[[ QUOTED PASSAGE, beginning ]]
Line 2 of the Saint Petersburg Metro, also known as Moskovsko-Petrogradskaya Line () or Blue Line, is a second oldest rapid transit line in Saint Petersburg, Russia, opened in 1961, which connects city centre with the northern and southern districts. It featured the first cross-platform transfer in the USSR. It was also the first metro line in Saint Petersburg to feature a unique platform type that soon became dubbed as "Horizontal Lift".
The line cuts Saint Petersburg on a north-south axis and is generally coloured blue on Metro maps. In 2006, as an extension was opened, it became the longest line on the system.

Timeline

Name changes

Transfers

The Tekhnologichesky Institut transfer is a cross-platform one.

Rolling stock
The line is served by the Moskovskoe (№ 3) depot, and has 56 six-carriage trains assigned to it. Most of these are of type 81-717/81-714, but some are the .5 standard, built in the 1970s through the 1990s. There are also newer 81-540.1/541.1 and .9 trains running since 2000.
[[ QUOTED PASSAGE, end ]]
*TASK TO COMPLETE:*
Answer these from the article on Line 2 of the Saint Petersburg Metro:
(a) In what year did the line open?
(b) Which depot serves the line?
(c) At which station is the transfer a cross-platform one?
[[ EXTRACTED MATERIAL, beginning ]]
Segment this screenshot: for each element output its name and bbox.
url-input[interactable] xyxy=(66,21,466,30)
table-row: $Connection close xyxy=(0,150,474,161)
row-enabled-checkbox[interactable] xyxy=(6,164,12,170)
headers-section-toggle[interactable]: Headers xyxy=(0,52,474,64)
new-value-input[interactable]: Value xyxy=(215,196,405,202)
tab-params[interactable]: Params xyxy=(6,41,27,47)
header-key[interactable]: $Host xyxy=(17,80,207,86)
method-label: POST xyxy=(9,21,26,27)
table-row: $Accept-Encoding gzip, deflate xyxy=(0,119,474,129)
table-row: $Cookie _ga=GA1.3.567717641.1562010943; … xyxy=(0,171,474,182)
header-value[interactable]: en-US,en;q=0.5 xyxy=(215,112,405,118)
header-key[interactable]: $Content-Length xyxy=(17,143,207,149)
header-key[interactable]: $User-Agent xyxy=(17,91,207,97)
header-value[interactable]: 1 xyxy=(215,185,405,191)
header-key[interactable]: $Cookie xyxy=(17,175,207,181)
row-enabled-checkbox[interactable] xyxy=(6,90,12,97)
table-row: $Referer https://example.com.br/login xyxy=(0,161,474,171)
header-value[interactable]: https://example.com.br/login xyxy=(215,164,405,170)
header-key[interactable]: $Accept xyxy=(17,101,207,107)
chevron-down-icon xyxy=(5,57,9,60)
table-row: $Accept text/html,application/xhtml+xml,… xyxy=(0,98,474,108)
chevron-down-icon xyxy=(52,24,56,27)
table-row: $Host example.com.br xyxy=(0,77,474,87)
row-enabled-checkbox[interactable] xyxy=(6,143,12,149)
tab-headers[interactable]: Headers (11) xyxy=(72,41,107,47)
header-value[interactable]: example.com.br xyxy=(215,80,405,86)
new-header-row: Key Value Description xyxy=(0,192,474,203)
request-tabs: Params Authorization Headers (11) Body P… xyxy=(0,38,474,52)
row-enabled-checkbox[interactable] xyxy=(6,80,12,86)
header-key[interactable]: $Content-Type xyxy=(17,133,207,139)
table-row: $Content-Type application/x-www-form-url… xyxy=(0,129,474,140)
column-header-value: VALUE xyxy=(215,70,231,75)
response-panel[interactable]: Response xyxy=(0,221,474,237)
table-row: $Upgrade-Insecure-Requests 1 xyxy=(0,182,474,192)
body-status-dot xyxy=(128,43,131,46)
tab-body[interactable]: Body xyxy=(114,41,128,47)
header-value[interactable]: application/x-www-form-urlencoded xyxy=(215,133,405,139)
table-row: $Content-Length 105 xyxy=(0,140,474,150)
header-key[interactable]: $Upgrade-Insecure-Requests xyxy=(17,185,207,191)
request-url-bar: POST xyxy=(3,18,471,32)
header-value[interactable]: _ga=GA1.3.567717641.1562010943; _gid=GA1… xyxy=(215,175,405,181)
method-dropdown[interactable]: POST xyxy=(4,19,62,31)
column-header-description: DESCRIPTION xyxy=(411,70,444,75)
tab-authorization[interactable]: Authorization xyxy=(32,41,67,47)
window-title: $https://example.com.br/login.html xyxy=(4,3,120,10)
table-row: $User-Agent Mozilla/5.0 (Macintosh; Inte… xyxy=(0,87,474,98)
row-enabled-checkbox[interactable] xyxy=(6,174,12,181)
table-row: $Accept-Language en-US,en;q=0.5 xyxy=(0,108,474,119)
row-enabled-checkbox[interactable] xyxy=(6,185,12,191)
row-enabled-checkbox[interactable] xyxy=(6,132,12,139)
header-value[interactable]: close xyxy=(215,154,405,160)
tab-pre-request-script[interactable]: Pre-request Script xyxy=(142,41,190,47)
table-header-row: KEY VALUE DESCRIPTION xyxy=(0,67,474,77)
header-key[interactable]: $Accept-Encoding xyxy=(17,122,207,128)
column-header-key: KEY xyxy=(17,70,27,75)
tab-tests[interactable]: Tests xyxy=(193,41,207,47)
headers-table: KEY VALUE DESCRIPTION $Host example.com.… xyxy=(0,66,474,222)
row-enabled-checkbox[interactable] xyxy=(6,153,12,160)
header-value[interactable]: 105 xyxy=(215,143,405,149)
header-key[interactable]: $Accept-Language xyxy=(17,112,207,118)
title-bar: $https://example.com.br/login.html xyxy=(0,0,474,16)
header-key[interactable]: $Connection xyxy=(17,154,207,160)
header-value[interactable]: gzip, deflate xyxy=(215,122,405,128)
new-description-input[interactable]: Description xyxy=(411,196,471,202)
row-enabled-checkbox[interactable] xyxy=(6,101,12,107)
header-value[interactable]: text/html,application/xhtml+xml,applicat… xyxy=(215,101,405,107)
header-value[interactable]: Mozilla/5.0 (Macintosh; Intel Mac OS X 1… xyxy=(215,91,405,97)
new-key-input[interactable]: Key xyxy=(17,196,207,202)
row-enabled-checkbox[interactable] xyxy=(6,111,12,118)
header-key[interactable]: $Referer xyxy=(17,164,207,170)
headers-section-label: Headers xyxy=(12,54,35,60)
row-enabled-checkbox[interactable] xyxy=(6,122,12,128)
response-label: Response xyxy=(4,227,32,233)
[[ EXTRACTED MATERIAL, end ]]
*WRITTEN RESPONSE:*
(a) 1961
(b) The Moskovskoe (№ 3) depot
(c) Tekhnologichesky Institut